Data records
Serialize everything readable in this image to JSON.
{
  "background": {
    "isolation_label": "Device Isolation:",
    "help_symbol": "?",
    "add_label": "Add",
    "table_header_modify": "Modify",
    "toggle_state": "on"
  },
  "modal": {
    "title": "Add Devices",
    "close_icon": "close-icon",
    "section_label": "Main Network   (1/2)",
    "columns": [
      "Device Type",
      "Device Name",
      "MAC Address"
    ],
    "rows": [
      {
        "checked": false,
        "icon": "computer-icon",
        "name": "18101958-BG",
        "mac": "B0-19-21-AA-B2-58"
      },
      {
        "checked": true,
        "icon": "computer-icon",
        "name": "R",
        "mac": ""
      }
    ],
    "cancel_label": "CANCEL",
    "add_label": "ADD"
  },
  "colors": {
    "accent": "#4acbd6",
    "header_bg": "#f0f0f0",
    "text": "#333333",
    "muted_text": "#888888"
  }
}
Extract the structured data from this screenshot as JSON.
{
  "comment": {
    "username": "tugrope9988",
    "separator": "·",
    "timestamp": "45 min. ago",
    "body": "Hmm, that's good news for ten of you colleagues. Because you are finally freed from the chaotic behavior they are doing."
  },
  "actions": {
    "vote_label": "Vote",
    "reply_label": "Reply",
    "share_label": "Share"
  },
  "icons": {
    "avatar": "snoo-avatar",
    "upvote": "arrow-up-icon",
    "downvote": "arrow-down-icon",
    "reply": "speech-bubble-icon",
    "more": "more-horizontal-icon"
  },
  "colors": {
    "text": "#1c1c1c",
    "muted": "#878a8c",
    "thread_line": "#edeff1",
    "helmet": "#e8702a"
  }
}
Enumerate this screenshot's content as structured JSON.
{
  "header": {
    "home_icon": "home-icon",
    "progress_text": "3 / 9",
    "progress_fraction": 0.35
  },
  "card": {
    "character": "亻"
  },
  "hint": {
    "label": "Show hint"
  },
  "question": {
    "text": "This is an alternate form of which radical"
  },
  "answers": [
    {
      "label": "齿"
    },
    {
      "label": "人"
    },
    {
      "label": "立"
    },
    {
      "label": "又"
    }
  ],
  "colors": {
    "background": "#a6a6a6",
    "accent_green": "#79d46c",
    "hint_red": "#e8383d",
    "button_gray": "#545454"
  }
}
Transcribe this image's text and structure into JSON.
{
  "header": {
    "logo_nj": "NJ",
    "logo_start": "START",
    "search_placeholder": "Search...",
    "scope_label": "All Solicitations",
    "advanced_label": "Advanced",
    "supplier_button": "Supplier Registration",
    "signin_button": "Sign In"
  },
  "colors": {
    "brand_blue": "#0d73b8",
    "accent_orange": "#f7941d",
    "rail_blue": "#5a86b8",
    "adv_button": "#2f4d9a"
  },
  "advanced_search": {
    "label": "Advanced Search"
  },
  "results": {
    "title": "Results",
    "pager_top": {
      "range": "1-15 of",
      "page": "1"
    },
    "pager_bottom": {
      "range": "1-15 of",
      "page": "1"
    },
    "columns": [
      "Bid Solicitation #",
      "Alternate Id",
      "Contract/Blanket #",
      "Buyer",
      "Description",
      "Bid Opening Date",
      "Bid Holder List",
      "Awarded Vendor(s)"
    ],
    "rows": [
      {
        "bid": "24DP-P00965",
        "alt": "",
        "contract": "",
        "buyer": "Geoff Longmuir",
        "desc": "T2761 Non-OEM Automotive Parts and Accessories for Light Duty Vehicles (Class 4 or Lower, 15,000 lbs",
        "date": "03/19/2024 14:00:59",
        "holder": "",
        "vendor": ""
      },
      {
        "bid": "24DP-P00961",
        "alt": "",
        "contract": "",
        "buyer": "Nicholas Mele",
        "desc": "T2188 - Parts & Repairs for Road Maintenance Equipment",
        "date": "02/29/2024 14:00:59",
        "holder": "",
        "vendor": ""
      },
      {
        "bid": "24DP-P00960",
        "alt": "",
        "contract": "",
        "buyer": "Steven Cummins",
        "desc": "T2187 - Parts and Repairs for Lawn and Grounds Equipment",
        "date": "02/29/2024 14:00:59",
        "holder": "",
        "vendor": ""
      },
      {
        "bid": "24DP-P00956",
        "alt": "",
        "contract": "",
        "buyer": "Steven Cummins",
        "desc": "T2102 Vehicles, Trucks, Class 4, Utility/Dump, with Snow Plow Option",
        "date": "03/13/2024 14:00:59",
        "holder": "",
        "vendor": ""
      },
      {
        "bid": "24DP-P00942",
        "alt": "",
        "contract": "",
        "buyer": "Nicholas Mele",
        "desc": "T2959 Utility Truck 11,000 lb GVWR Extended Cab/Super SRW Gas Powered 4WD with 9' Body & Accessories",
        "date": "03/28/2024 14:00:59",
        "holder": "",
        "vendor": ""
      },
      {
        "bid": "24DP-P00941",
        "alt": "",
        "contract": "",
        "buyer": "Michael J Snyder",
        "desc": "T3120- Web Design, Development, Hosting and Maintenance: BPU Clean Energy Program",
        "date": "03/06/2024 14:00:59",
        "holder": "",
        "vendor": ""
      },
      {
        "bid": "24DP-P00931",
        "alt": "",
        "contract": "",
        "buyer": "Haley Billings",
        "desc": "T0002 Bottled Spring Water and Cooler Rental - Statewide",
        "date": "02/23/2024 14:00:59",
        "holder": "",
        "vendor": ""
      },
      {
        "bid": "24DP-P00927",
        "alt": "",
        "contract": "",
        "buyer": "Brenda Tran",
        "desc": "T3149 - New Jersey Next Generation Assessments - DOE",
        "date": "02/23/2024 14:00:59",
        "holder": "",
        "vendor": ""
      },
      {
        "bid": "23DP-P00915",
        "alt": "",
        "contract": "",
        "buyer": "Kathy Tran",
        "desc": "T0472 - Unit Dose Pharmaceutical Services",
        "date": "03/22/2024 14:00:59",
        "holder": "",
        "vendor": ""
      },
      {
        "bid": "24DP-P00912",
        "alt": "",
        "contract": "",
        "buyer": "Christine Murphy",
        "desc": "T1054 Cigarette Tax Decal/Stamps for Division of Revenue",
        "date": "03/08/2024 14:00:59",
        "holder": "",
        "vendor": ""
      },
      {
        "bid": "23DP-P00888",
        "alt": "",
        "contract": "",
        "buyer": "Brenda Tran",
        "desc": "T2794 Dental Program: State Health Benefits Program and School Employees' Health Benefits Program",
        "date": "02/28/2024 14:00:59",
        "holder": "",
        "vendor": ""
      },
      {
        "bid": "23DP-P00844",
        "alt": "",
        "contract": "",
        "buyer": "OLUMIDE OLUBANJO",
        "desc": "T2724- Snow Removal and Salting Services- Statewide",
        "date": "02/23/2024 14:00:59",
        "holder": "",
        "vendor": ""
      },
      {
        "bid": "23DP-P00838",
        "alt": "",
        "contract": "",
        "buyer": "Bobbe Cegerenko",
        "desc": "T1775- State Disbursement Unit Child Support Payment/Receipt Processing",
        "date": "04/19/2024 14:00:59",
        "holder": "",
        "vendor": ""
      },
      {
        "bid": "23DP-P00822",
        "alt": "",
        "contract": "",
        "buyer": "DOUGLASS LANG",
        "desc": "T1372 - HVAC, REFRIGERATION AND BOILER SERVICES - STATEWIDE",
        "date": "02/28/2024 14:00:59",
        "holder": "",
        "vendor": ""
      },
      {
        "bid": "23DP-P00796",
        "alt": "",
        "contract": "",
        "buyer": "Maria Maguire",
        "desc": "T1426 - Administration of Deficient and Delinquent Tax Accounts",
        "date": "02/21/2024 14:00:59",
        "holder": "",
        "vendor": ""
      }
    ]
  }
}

**WHAT THIS TASK INVOLVES:** Extract each record, keeping it identical to the original.

**IN RESPONSE:**
Serialize everything readable in this image to JSON.
{
  "background": {
    "isolation_label": "Device Isolation:",
    "help_symbol": "?",
    "add_label": "Add",
    "table_header_modify": "Modify",
    "toggle_state": "on"
  },
  "modal": {
    "title": "Add Devices",
    "close_icon": "close-icon",
    "section_label": "Main Network   (1/2)",
    "columns": [
      "Device Type",
      "Device Name",
      "MAC Address"
    ],
    "rows": [
      {
        "checked": false,
        "icon": "computer-icon",
        "name": "18101958-BG",
        "mac": "B0-19-21-AA-B2-58"
      },
      {
        "checked": true,
        "icon": "computer-icon",
        "name": "R",
        "mac": ""
      }
    ],
    "cancel_label": "CANCEL",
    "add_label": "ADD"
  },
  "colors": {
    "accent": "#4acbd6",
    "header_bg": "#f0f0f0",
    "text": "#333333",
    "muted_text": "#888888"
  }
}
Extract the structured data from this screenshot as JSON.
{
  "comment": {
    "username": "tugrope9988",
    "separator": "·",
    "timestamp": "45 min. ago",
    "body": "Hmm, that's good news for ten of you colleagues. Because you are finally freed from the chaotic behavior they are doing."
  },
  "actions": {
    "vote_label": "Vote",
    "reply_label": "Reply",
    "share_label": "Share"
  },
  "icons": {
    "avatar": "snoo-avatar",
    "upvote": "arrow-up-icon",
    "downvote": "arrow-down-icon",
    "reply": "speech-bubble-icon",
    "more": "more-horizontal-icon"
  },
  "colors": {
    "text": "#1c1c1c",
    "muted": "#878a8c",
    "thread_line": "#edeff1",
    "helmet": "#e8702a"
  }
}
Enumerate this screenshot's content as structured JSON.
{
  "header": {
    "home_icon": "home-icon",
    "progress_text": "3 / 9",
    "progress_fraction": 0.35
  },
  "card": {
    "character": "亻"
  },
  "hint": {
    "label": "Show hint"
  },
  "question": {
    "text": "This is an alternate form of which radical"
  },
  "answers": [
    {
      "label": "齿"
    },
    {
      "label": "人"
    },
    {
      "label": "立"
    },
    {
      "label": "又"
    }
  ],
  "colors": {
    "background": "#a6a6a6",
    "accent_green": "#79d46c",
    "hint_red": "#e8383d",
    "button_gray": "#545454"
  }
}
Transcribe this image's text and structure into JSON.
{
  "header": {
    "logo_nj": "NJ",
    "logo_start": "START",
    "search_placeholder": "Search...",
    "scope_label": "All Solicitations",
    "advanced_label": "Advanced",
    "supplier_button": "Supplier Registration",
    "signin_button": "Sign In"
  },
  "colors": {
    "brand_blue": "#0d73b8",
    "accent_orange": "#f7941d",
    "rail_blue": "#5a86b8",
    "adv_button": "#2f4d9a"
  },
  "advanced_search": {
    "label": "Advanced Search"
  },
  "results": {
    "title": "Results",
    "pager_top": {
      "range": "1-15 of",
      "page": "1"
    },
    "pager_bottom": {
      "range": "1-15 of",
      "page": "1"
    },
    "columns": [
      "Bid Solicitation #",
      "Alternate Id",
      "Contract/Blanket #",
      "Buyer",
      "Description",
      "Bid Opening Date",
      "Bid Holder List",
      "Awarded Vendor(s)"
    ],
    "rows": [
      {
        "bid": "24DP-P00965",
        "alt": "",
        "contract": "",
        "buyer": "Geoff Longmuir",
        "desc": "T2761 Non-OEM Automotive Parts and Accessories for Light Duty Vehicles (Class 4 or Lower, 15,000 lbs",
        "date": "03/19/2024 14:00:59",
        "holder": "",
        "vendor": ""
      },
      {
        "bid": "24DP-P00961",
        "alt": "",
        "contract": "",
        "buyer": "Nicholas Mele",
        "desc": "T2188 - Parts & Repairs for Road Maintenance Equipment",
        "date": "02/29/2024 14:00:59",
        "holder": "",
        "vendor": ""
      },
      {
        "bid": "24DP-P00960",
        "alt": "",
        "contract": "",
        "buyer": "Steven Cummins",
        "desc": "T2187 - Parts and Repairs for Lawn and Grounds Equipment",
        "date": "02/29/2024 14:00:59",
        "holder": "",
        "vendor": ""
      },
      {
        "bid": "24DP-P00956",
        "alt": "",
        "contract": "",
        "buyer": "Steven Cummins",
        "desc": "T2102 Vehicles, Trucks, Class 4, Utility/Dump, with Snow Plow Option",
        "date": "03/13/2024 14:00:59",
        "holder": "",
        "vendor": ""
      },
      {
        "bid": "24DP-P00942",
        "alt": "",
        "contract": "",
        "buyer": "Nicholas Mele",
        "desc": "T2959 Utility Truck 11,000 lb GVWR Extended Cab/Super SRW Gas Powered 4WD with 9' Body & Accessories",
        "date": "03/28/2024 14:00:59",
        "holder": "",
        "vendor": ""
      },
      {
        "bid": "24DP-P00941",
        "alt": "",
        "contract": "",
        "buyer": "Michael J Snyder",
        "desc": "T3120- Web Design, Development, Hosting and Maintenance: BPU Clean Energy Program",
        "date": "03/06/2024 14:00:59",
        "holder": "",
        "vendor": ""
      },
      {
        "bid": "24DP-P00931",
        "alt": "",
        "contract": "",
        "buyer": "Haley Billings",
        "desc": "T0002 Bottled Spring Water and Cooler Rental - Statewide",
        "date": "02/23/2024 14:00:59",
        "holder": "",
        "vendor": ""
      },
      {
        "bid": "24DP-P00927",
        "alt": "",
        "contract": "",
        "buyer": "Brenda Tran",
        "desc": "T3149 - New Jersey Next Generation Assessments - DOE",
        "date": "02/23/2024 14:00:59",
        "holder": "",
        "vendor": ""
      },
      {
        "bid": "23DP-P00915",
        "alt": "",
        "contract": "",
        "buyer": "Kathy Tran",
        "desc": "T0472 - Unit Dose Pharmaceutical Services",
        "date": "03/22/2024 14:00:59",
        "holder": "",
        "vendor": ""
      },
      {
        "bid": "24DP-P00912",
        "alt": "",
        "contract": "",
        "buyer": "Christine Murphy",
        "desc": "T1054 Cigarette Tax Decal/Stamps for Division of Revenue",
        "date": "03/08/2024 14:00:59",
        "holder": "",
        "vendor": ""
      },
      {
        "bid": "23DP-P00888",
        "alt": "",
        "contract": "",
        "buyer": "Brenda Tran",
        "desc": "T2794 Dental Program: State Health Benefits Program and School Employees' Health Benefits Program",
        "date": "02/28/2024 14:00:59",
        "holder": "",
        "vendor": ""
      },
      {
        "bid": "23DP-P00844",
        "alt": "",
        "contract": "",
        "buyer": "OLUMIDE OLUBANJO",
        "desc": "T2724- Snow Removal and Salting Services- Statewide",
        "date": "02/23/2024 14:00:59",
        "holder": "",
        "vendor": ""
      },
      {
        "bid": "23DP-P00838",
        "alt": "",
        "contract": "",
        "buyer": "Bobbe Cegerenko",
        "desc": "T1775- State Disbursement Unit Child Support Payment/Receipt Processing",
        "date": "04/19/2024 14:00:59",
        "holder": "",
        "vendor": ""
      },
      {
        "bid": "23DP-P00822",
        "alt": "",
        "contract": "",
        "buyer": "DOUGLASS LANG",
        "desc": "T1372 - HVAC, REFRIGERATION AND BOILER SERVICES - STATEWIDE",
        "date": "02/28/2024 14:00:59",
        "holder": "",
        "vendor": ""
      },
      {
        "bid": "23DP-P00796",
        "alt": "",
        "contract": "",
        "buyer": "Maria Maguire",
        "desc": "T1426 - Administration of Deficient and Delinquent Tax Accounts",
        "date": "02/21/2024 14:00:59",
        "holder": "",
        "vendor": ""
      }
    ]
  }
}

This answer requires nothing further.